■ What is required ■
Please repeat the listing below, swapping every "data-label" for "value-label" and changing nothing else.

■ Given entries ■
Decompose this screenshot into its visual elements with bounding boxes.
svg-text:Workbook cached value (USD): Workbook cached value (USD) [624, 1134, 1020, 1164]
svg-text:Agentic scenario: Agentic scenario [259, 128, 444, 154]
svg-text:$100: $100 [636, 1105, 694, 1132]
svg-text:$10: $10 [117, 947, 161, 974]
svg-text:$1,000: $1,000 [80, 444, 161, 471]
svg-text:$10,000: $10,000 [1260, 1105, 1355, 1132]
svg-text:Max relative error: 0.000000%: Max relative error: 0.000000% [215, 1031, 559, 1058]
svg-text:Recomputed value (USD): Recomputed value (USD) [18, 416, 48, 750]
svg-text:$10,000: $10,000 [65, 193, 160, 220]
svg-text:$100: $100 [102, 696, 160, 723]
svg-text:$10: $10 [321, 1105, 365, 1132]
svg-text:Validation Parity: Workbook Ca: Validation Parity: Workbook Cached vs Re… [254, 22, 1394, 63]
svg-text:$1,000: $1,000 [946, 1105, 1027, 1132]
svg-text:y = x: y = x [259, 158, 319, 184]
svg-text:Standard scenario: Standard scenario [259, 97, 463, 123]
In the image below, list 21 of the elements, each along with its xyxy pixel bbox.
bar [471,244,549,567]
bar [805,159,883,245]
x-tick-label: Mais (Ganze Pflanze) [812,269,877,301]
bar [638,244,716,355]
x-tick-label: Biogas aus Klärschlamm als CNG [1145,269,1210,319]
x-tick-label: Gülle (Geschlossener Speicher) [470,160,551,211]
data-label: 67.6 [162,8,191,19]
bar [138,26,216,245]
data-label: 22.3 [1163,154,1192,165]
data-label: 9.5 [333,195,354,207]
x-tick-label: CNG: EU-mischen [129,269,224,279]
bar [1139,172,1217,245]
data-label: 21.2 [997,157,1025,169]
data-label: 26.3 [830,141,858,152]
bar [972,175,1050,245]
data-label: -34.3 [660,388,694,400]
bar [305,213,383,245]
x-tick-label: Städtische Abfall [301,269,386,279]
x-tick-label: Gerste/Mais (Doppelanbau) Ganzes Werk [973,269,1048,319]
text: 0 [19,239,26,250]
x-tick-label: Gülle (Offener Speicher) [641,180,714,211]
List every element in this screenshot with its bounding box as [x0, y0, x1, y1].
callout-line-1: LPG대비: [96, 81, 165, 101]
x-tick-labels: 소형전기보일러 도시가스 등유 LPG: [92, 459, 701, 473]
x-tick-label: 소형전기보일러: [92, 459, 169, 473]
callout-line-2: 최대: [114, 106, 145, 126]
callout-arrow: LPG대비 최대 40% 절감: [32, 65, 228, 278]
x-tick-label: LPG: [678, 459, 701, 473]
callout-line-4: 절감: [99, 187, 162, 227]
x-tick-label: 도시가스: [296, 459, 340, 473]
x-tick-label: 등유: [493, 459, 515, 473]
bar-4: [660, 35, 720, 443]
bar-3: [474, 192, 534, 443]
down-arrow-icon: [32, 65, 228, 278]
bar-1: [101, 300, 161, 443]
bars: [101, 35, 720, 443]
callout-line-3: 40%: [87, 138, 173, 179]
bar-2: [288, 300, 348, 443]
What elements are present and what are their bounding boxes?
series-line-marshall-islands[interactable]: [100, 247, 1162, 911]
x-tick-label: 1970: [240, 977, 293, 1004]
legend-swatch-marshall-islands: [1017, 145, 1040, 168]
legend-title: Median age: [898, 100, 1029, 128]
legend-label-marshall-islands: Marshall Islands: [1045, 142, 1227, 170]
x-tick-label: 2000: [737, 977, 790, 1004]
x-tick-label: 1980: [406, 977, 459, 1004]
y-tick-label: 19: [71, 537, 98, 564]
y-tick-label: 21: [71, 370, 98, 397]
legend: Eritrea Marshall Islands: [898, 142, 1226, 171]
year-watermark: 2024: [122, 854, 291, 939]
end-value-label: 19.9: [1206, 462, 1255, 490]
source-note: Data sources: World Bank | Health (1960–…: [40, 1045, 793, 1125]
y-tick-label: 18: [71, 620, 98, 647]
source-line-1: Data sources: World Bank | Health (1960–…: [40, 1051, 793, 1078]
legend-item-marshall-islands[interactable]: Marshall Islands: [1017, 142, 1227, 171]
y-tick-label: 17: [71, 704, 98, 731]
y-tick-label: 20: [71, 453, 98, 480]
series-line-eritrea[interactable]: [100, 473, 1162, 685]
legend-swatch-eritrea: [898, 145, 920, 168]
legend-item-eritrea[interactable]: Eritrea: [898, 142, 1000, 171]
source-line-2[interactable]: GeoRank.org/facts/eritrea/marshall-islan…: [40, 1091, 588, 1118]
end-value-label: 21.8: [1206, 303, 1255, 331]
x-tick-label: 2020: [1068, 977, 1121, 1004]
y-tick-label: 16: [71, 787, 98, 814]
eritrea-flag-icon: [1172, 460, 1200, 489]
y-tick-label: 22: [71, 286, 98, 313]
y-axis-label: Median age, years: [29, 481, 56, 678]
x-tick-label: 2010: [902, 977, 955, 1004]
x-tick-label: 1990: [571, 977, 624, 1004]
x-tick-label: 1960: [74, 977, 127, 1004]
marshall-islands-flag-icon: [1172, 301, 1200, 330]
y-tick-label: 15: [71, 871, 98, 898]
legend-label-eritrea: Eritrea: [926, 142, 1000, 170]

■ Written solution ■
Decompose this screenshot into its visual elements with bounding boxes.
svg-text:Workbook cached value (USD): Workbook cached value (USD) [624, 1134, 1020, 1164]
svg-text:Agentic scenario: Agentic scenario [259, 128, 444, 154]
svg-text:$100: $100 [636, 1105, 694, 1132]
svg-text:$10: $10 [117, 947, 161, 974]
svg-text:$1,000: $1,000 [80, 444, 161, 471]
svg-text:$10,000: $10,000 [1260, 1105, 1355, 1132]
svg-text:Max relative error: 0.000000%: Max relative error: 0.000000% [215, 1031, 559, 1058]
svg-text:Recomputed value (USD): Recomputed value (USD) [18, 416, 48, 750]
svg-text:$10,000: $10,000 [65, 193, 160, 220]
svg-text:$100: $100 [102, 696, 160, 723]
svg-text:$10: $10 [321, 1105, 365, 1132]
svg-text:Validation Parity: Workbook Ca: Validation Parity: Workbook Cached vs Re… [254, 22, 1394, 63]
svg-text:$1,000: $1,000 [946, 1105, 1027, 1132]
svg-text:y = x: y = x [259, 158, 319, 184]
svg-text:Standard scenario: Standard scenario [259, 97, 463, 123]
In the image below, list 21 of the elements, each along with its xyxy pixel bbox.
bar [471,244,549,567]
bar [805,159,883,245]
x-tick-label: Mais (Ganze Pflanze) [812,269,877,301]
bar [638,244,716,355]
x-tick-label: Biogas aus Klärschlamm als CNG [1145,269,1210,319]
x-tick-label: Gülle (Geschlossener Speicher) [470,160,551,211]
value-label: 67.6 [162,8,191,19]
bar [138,26,216,245]
value-label: 22.3 [1163,154,1192,165]
value-label: 9.5 [333,195,354,207]
x-tick-label: CNG: EU-mischen [129,269,224,279]
bar [1139,172,1217,245]
value-label: 21.2 [997,157,1025,169]
value-label: 26.3 [830,141,858,152]
bar [972,175,1050,245]
value-label: -34.3 [660,388,694,400]
bar [305,213,383,245]
x-tick-label: Städtische Abfall [301,269,386,279]
x-tick-label: Gerste/Mais (Doppelanbau) Ganzes Werk [973,269,1048,319]
text: 0 [19,239,26,250]
x-tick-label: Gülle (Offener Speicher) [641,180,714,211]
List every element in this screenshot with its bounding box as [x0, y0, x1, y1].
callout-line-1: LPG대비: [96, 81, 165, 101]
x-tick-labels: 소형전기보일러 도시가스 등유 LPG: [92, 459, 701, 473]
x-tick-label: 소형전기보일러: [92, 459, 169, 473]
callout-line-2: 최대: [114, 106, 145, 126]
callout-arrow: LPG대비 최대 40% 절감: [32, 65, 228, 278]
x-tick-label: LPG: [678, 459, 701, 473]
callout-line-4: 절감: [99, 187, 162, 227]
x-tick-label: 도시가스: [296, 459, 340, 473]
x-tick-label: 등유: [493, 459, 515, 473]
bar-4: [660, 35, 720, 443]
bar-3: [474, 192, 534, 443]
down-arrow-icon: [32, 65, 228, 278]
bar-1: [101, 300, 161, 443]
bars: [101, 35, 720, 443]
callout-line-3: 40%: [87, 138, 173, 179]
bar-2: [288, 300, 348, 443]
What elements are present and what are their bounding boxes?
series-line-marshall-islands[interactable]: [100, 247, 1162, 911]
x-tick-label: 1970: [240, 977, 293, 1004]
legend-swatch-marshall-islands: [1017, 145, 1040, 168]
legend-title: Median age: [898, 100, 1029, 128]
legend-label-marshall-islands: Marshall Islands: [1045, 142, 1227, 170]
x-tick-label: 2000: [737, 977, 790, 1004]
x-tick-label: 1980: [406, 977, 459, 1004]
y-tick-label: 19: [71, 537, 98, 564]
y-tick-label: 21: [71, 370, 98, 397]
legend: Eritrea Marshall Islands: [898, 142, 1226, 171]
year-watermark: 2024: [122, 854, 291, 939]
end-value-label: 19.9: [1206, 462, 1255, 490]
source-note: Data sources: World Bank | Health (1960–…: [40, 1045, 793, 1125]
y-tick-label: 18: [71, 620, 98, 647]
source-line-1: Data sources: World Bank | Health (1960–…: [40, 1051, 793, 1078]
legend-item-marshall-islands[interactable]: Marshall Islands: [1017, 142, 1227, 171]
y-tick-label: 17: [71, 704, 98, 731]
y-tick-label: 20: [71, 453, 98, 480]
series-line-eritrea[interactable]: [100, 473, 1162, 685]
legend-swatch-eritrea: [898, 145, 920, 168]
legend-item-eritrea[interactable]: Eritrea: [898, 142, 1000, 171]
source-line-2[interactable]: GeoRank.org/facts/eritrea/marshall-islan…: [40, 1091, 588, 1118]
end-value-label: 21.8: [1206, 303, 1255, 331]
x-tick-label: 2020: [1068, 977, 1121, 1004]
y-tick-label: 16: [71, 787, 98, 814]
eritrea-flag-icon: [1172, 460, 1200, 489]
y-tick-label: 22: [71, 286, 98, 313]
y-axis-label: Median age, years: [29, 481, 56, 678]
x-tick-label: 2010: [902, 977, 955, 1004]
x-tick-label: 1990: [571, 977, 624, 1004]
x-tick-label: 1960: [74, 977, 127, 1004]
marshall-islands-flag-icon: [1172, 301, 1200, 330]
y-tick-label: 15: [71, 871, 98, 898]
legend-label-eritrea: Eritrea: [926, 142, 1000, 170]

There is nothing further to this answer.